NVIDIA Tegra Architecture

mczak · Jul 8, 2013

ToTTenTranz said:
AFAIK, there's no GK108.

There's the GK107 with 384 shader units, 32 TMUs and 16 ROPs and now there's the GK208 which appears to be aither a respin of the GK107 or a smaller GPU with the same numbers of shader units but half the TMUs and ROPs.

But these are GPUs with over 1B transistors, which could be too much.
I was actually expecting nVidia to deliver something like half a GK107 with Tegra 5.

GK208 is NOT a respin of gk107. It has the same number of SMX (2) and hence the same number of TMUs but only half the memory interface and hence half the ROPs. But it actually has beefed up L2 cache and unlike the gk10x chips features cuda 3.5. Interestingly despite dumping just some ROPs and memory interface (and because of 4 times the L2 per ROP so 2 times L2 per chip) it seems to be quite a bit smaller, and perf/power also seems to be improved.
I don't think that fits into Tegra 5 power budget neither, 384 ALUs is a lot, AMD could squeeze in just 128 ALUs with Temash and they have to run at a really low clock too to fit into a tablet, so 2 SMX seem rather unpractical to me, even if that's on 20nm. Maybe "gk108 derived" really means that, that is a theoretical 1 SMX version (even then though I would expect it to be "gk209 derived" instead even if the differences are small). After all 192 ALUs would still be a lot but look a lot more reasonable than 384, ~2.6 times the ALUs of Tegra 4, and way more capable (and beefy, power hungry) ones at that, FP32 vs. FP20 certainly won't come for free.

Ailuros · Jul 8, 2013

1. It might be hair splitting but you're stil talking about ALU lanes and not ALUs.
2. ALU lanes and in extension ALUs are relatively cheap in hw compared to many other parts of a GPU.
3. When any IHV claims N relative performance for such a case it's most likely just arithmetic efficiency.
4. At the right (quite realistic frequency under 20nm) a G6630 Rogue could exceed the 300 GFLOPs mark theoretically in 2014. It doesn't sport more than 96 ALU lanes last time I checked.
5. Where's the barrier between fairy tale and reality and why can't anyone's speculative math lead to a reasonable result while judging from desktop GPU designs?

Erinyes · Jul 8, 2013

ToTTenTranz said:
AFAIK, there's no GK108.

----------------------------------------

* _SET TASK A_
Lay out the records from their first line through the line containing "Circle shape (103, 580, 163, 640)", inclusive, as a JSON list of strings with one string per line and blank lines omitted.

* _GIVEN RECORDS_
----------------------------------------

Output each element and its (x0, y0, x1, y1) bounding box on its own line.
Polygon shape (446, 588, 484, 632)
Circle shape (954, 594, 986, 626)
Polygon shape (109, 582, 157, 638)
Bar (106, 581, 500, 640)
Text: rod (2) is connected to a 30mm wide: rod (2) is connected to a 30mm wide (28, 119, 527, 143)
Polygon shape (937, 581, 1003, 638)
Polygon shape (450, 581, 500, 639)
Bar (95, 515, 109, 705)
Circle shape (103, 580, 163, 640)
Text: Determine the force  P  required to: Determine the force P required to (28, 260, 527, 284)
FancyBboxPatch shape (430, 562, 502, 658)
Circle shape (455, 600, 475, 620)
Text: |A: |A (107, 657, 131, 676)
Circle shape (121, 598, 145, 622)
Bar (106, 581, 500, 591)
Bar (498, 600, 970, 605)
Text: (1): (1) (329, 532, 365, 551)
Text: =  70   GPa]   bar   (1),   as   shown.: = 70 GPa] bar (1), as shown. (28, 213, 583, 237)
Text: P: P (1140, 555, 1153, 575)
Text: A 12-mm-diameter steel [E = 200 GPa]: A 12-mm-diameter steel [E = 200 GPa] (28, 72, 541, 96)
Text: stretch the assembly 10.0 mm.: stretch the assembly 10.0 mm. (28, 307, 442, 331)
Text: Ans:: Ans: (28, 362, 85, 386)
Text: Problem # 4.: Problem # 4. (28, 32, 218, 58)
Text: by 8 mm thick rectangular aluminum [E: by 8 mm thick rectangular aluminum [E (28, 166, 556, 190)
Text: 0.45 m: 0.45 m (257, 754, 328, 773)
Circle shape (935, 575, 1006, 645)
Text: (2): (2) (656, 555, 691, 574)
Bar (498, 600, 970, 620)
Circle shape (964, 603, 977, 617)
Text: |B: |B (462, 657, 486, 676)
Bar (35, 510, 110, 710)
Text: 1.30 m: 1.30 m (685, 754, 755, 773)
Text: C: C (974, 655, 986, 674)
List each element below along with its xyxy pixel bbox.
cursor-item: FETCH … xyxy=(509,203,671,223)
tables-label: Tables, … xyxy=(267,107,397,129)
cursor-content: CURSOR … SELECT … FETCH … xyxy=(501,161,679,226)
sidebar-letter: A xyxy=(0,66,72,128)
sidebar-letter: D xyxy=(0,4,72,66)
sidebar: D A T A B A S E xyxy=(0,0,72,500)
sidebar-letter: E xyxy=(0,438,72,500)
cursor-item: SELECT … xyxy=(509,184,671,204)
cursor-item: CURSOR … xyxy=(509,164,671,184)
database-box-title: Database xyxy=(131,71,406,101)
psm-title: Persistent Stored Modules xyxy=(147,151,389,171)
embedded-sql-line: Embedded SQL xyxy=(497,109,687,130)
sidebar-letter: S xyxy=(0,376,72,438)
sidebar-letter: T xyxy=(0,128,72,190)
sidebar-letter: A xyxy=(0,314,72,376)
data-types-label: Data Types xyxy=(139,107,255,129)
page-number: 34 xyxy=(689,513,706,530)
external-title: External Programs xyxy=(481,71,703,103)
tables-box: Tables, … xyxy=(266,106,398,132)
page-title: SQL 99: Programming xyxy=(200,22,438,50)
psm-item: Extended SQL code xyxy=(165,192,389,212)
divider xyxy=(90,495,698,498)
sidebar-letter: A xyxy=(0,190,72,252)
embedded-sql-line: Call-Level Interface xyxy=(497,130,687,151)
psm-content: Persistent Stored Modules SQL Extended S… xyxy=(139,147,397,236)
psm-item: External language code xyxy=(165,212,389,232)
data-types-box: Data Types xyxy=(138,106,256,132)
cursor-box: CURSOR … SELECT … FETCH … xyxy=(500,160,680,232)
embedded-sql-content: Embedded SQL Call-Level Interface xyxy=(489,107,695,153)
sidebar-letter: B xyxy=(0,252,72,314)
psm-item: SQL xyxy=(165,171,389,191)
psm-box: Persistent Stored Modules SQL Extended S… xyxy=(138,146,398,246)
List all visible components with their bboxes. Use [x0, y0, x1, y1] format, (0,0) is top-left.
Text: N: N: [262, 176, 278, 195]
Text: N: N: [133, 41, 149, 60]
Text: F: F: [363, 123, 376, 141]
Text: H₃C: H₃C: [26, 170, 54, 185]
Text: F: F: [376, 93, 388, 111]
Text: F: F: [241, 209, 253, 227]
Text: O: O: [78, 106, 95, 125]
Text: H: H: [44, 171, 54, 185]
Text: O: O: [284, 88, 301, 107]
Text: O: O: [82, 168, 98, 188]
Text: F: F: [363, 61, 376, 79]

----------------------------------------

* _SET TASK B_
In the Tegra architecture thread, which CUDA version is the GK208 said to feature, unlike the GK10x chips?

* _TASK RESPONSE A_
[
  "Output each element and its (x0, y0, x1, y1) bounding box on its own line.",
  "Polygon shape (446, 588, 484, 632)",
  "Circle shape (954, 594, 986, 626)",
  "Polygon shape (109, 582, 157, 638)",
  "Bar (106, 581, 500, 640)",
  "Text: rod (2) is connected to a 30mm wide: rod (2) is connected to a 30mm wide (28, 119, 527, 143)",
  "Polygon shape (937, 581, 1003, 638)",
  "Polygon shape (450, 581, 500, 639)",
  "Bar (95, 515, 109, 705)",
  "Circle shape (103, 580, 163, 640)"
]

* _TASK RESPONSE B_
CUDA 3.5